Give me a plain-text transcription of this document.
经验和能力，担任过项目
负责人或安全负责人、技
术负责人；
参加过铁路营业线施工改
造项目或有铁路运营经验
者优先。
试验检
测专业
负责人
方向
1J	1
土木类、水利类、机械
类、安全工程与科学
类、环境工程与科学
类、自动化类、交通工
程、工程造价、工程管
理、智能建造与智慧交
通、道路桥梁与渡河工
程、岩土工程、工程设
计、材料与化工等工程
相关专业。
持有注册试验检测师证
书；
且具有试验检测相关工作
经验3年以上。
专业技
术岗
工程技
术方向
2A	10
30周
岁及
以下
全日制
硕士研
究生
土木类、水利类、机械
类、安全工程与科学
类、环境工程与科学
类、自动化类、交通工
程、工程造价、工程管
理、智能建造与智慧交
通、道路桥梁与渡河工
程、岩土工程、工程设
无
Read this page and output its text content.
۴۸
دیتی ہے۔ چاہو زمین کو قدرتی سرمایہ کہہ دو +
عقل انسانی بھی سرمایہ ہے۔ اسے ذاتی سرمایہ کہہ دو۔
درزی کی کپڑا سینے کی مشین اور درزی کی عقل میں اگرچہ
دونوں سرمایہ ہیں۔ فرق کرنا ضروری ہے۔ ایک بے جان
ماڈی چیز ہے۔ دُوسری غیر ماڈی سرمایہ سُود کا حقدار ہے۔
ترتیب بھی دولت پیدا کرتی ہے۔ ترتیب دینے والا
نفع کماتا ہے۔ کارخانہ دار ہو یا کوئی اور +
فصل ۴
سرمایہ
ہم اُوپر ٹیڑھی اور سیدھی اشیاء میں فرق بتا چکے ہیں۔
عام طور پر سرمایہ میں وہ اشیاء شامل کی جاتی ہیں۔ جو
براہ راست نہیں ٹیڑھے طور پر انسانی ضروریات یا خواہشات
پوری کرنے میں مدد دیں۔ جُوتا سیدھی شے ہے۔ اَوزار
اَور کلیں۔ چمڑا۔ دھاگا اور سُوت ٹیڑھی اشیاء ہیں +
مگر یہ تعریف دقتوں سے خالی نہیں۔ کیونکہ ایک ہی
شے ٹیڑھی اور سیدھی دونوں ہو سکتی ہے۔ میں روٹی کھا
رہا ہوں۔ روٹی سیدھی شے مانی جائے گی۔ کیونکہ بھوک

########

# WHAT THE TASK ASKS:
Transcribe the data. Leave every line exactly as it is.

# EXPECTED OUTPUT:
Give me a plain-text transcription of this document.
经验和能力，担任过项目
负责人或安全负责人、技
术负责人；
参加过铁路营业线施工改
造项目或有铁路运营经验
者优先。
试验检
测专业
负责人
方向
1J	1
土木类、水利类、机械
类、安全工程与科学
类、环境工程与科学
类、自动化类、交通工
程、工程造价、工程管
理、智能建造与智慧交
通、道路桥梁与渡河工
程、岩土工程、工程设
计、材料与化工等工程
相关专业。
持有注册试验检测师证
书；
且具有试验检测相关工作
经验3年以上。
专业技
术岗
工程技
术方向
2A	10
30周
岁及
以下
全日制
硕士研
究生
土木类、水利类、机械
类、安全工程与科学
类、环境工程与科学
类、自动化类、交通工
程、工程造价、工程管
理、智能建造与智慧交
通、道路桥梁与渡河工
程、岩土工程、工程设
无
Read this page and output its text content.
۴۸
دیتی ہے۔ چاہو زمین کو قدرتی سرمایہ کہہ دو +
عقل انسانی بھی سرمایہ ہے۔ اسے ذاتی سرمایہ کہہ دو۔
درزی کی کپڑا سینے کی مشین اور درزی کی عقل میں اگرچہ
دونوں سرمایہ ہیں۔ فرق کرنا ضروری ہے۔ ایک بے جان
ماڈی چیز ہے۔ دُوسری غیر ماڈی سرمایہ سُود کا حقدار ہے۔
ترتیب بھی دولت پیدا کرتی ہے۔ ترتیب دینے والا
نفع کماتا ہے۔ کارخانہ دار ہو یا کوئی اور +
فصل ۴
سرمایہ
ہم اُوپر ٹیڑھی اور سیدھی اشیاء میں فرق بتا چکے ہیں۔
عام طور پر سرمایہ میں وہ اشیاء شامل کی جاتی ہیں۔ جو
براہ راست نہیں ٹیڑھے طور پر انسانی ضروریات یا خواہشات
پوری کرنے میں مدد دیں۔ جُوتا سیدھی شے ہے۔ اَوزار
اَور کلیں۔ چمڑا۔ دھاگا اور سُوت ٹیڑھی اشیاء ہیں +
مگر یہ تعریف دقتوں سے خالی نہیں۔ کیونکہ ایک ہی
شے ٹیڑھی اور سیدھی دونوں ہو سکتی ہے۔ میں روٹی کھا
رہا ہوں۔ روٹی سیدھی شے مانی جائے گی۔ کیونکہ بھوک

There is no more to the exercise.